• Task description:
How many lines in the records below contain the word "اداره"? Give only the number.

• Entries provided:
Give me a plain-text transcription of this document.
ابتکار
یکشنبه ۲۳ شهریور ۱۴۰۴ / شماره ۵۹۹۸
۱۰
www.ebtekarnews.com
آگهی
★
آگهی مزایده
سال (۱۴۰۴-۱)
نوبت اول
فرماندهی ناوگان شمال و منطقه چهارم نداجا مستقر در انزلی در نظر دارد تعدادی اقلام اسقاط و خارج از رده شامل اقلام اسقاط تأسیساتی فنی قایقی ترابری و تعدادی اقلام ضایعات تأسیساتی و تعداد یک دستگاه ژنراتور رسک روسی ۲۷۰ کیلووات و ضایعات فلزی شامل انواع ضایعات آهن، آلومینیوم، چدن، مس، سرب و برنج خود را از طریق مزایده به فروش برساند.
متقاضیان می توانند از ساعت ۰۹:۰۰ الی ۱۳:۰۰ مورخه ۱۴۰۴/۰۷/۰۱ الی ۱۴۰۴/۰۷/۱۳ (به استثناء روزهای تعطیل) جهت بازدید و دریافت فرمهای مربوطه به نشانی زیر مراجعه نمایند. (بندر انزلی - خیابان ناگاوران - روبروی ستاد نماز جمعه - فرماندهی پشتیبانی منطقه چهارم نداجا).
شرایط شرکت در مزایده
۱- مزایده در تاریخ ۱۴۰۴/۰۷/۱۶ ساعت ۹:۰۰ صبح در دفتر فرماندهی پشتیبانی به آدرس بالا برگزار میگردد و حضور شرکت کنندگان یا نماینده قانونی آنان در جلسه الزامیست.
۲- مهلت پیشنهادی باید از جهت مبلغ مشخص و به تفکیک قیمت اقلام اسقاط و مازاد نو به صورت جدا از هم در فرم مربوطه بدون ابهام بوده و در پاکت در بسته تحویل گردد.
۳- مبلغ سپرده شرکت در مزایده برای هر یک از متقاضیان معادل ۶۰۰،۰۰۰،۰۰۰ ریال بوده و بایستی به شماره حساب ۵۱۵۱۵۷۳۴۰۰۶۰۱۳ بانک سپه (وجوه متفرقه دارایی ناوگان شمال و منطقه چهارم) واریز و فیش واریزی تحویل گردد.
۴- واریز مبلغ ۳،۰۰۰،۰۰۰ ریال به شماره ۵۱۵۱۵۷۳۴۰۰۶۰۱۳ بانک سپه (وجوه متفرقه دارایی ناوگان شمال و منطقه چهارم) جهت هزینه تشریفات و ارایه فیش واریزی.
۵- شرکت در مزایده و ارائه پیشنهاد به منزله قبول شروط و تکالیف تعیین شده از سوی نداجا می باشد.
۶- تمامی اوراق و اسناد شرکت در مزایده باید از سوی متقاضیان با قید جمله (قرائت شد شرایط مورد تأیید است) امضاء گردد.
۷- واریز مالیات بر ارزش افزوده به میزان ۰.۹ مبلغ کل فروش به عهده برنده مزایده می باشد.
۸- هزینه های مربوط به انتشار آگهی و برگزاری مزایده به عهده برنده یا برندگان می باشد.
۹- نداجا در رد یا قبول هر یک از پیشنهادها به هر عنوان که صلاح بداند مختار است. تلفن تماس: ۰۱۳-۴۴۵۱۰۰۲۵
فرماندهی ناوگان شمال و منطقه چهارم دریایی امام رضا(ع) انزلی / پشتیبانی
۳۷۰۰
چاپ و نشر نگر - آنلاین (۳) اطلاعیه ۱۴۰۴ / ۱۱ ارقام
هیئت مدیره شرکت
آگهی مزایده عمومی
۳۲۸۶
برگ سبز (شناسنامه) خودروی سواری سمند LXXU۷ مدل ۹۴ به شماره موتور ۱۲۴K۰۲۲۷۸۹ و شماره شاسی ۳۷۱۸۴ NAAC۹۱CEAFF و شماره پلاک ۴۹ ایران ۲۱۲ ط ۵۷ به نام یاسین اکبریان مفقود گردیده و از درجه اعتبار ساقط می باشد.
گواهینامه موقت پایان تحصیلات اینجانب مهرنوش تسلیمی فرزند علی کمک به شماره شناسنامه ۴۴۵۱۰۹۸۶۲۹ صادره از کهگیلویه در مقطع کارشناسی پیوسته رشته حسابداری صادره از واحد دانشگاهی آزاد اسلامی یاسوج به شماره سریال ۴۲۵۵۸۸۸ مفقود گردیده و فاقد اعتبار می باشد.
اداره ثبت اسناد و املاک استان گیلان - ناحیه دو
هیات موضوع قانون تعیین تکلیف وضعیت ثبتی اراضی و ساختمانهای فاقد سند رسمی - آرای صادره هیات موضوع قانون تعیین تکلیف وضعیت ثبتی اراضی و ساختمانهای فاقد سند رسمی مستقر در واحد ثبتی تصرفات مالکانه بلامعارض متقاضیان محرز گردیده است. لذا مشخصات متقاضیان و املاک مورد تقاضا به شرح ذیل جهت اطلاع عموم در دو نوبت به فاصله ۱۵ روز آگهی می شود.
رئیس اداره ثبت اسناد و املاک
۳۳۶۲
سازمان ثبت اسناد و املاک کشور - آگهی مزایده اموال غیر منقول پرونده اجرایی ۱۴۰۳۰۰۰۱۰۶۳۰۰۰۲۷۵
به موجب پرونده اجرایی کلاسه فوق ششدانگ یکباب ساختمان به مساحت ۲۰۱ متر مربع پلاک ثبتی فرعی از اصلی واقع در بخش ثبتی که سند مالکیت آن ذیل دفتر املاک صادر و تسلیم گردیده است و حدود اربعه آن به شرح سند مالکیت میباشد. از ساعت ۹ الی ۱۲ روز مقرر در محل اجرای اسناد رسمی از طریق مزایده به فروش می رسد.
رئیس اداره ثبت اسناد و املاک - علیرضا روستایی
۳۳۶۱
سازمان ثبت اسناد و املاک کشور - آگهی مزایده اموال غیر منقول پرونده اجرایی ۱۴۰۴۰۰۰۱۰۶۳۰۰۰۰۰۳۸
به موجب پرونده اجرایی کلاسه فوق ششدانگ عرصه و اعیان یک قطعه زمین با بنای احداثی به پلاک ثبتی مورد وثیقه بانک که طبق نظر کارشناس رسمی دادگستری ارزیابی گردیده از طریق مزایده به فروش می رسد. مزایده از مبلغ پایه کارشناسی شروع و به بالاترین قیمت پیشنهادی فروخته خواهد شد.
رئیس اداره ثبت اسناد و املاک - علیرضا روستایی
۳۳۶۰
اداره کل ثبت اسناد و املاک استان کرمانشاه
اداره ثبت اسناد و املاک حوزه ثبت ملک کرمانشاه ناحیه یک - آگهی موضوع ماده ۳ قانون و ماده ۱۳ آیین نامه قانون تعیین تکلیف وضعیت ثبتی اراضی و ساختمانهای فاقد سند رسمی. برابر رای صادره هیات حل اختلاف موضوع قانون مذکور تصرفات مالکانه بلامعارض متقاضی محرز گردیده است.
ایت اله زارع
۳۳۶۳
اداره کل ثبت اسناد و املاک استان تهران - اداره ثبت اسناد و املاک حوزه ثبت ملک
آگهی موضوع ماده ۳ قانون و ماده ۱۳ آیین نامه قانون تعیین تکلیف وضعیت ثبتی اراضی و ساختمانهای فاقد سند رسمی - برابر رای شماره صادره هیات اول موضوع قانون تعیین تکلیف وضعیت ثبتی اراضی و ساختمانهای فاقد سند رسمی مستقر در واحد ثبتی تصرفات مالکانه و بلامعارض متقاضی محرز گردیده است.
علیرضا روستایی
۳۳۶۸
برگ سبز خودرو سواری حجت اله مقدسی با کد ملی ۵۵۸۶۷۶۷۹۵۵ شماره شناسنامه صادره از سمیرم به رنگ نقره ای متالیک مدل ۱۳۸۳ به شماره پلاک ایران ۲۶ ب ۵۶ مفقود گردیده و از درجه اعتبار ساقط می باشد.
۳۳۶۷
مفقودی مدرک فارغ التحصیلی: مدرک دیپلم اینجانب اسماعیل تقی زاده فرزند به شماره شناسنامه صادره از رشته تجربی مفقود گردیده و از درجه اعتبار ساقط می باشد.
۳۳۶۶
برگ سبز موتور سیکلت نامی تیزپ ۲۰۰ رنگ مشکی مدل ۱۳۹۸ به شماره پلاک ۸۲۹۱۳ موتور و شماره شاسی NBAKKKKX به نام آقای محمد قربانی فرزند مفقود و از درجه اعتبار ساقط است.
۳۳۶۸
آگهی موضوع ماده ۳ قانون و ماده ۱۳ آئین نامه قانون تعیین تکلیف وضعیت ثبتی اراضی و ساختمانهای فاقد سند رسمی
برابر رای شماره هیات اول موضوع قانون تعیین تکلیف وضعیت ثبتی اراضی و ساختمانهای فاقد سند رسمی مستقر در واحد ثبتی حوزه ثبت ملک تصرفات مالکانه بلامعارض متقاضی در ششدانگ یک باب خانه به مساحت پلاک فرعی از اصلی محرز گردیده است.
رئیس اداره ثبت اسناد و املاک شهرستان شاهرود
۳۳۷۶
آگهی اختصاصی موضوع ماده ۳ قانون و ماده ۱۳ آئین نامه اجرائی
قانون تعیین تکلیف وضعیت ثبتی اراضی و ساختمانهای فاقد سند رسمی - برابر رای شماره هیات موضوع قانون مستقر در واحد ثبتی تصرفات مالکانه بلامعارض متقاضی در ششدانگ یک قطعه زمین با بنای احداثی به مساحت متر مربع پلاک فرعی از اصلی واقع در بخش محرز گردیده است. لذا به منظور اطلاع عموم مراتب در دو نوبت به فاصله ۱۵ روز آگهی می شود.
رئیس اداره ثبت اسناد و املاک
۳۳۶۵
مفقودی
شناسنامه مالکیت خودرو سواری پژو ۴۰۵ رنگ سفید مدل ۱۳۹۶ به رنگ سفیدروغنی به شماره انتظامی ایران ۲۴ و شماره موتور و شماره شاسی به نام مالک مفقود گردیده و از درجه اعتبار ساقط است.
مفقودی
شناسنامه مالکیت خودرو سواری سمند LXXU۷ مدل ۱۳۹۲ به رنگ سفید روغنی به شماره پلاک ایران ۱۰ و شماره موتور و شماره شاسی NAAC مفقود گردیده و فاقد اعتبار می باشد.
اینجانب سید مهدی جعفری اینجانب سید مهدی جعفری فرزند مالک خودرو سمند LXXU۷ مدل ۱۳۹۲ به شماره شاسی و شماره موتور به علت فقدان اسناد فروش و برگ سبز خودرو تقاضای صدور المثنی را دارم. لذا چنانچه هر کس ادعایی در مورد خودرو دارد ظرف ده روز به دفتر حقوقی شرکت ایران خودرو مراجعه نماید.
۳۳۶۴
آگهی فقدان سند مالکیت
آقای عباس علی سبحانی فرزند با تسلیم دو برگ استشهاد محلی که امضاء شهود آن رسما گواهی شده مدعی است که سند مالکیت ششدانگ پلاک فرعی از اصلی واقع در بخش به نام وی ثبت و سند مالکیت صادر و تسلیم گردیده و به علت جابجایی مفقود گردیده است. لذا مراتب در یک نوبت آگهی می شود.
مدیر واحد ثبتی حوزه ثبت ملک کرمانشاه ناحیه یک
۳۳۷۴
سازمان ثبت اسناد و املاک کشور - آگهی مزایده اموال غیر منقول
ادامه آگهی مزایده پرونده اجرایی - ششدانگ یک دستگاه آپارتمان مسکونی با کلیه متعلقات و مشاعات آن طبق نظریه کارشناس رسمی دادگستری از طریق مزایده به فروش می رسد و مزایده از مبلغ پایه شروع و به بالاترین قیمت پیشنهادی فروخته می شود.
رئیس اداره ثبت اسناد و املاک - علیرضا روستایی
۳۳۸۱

• Solution to this task:
10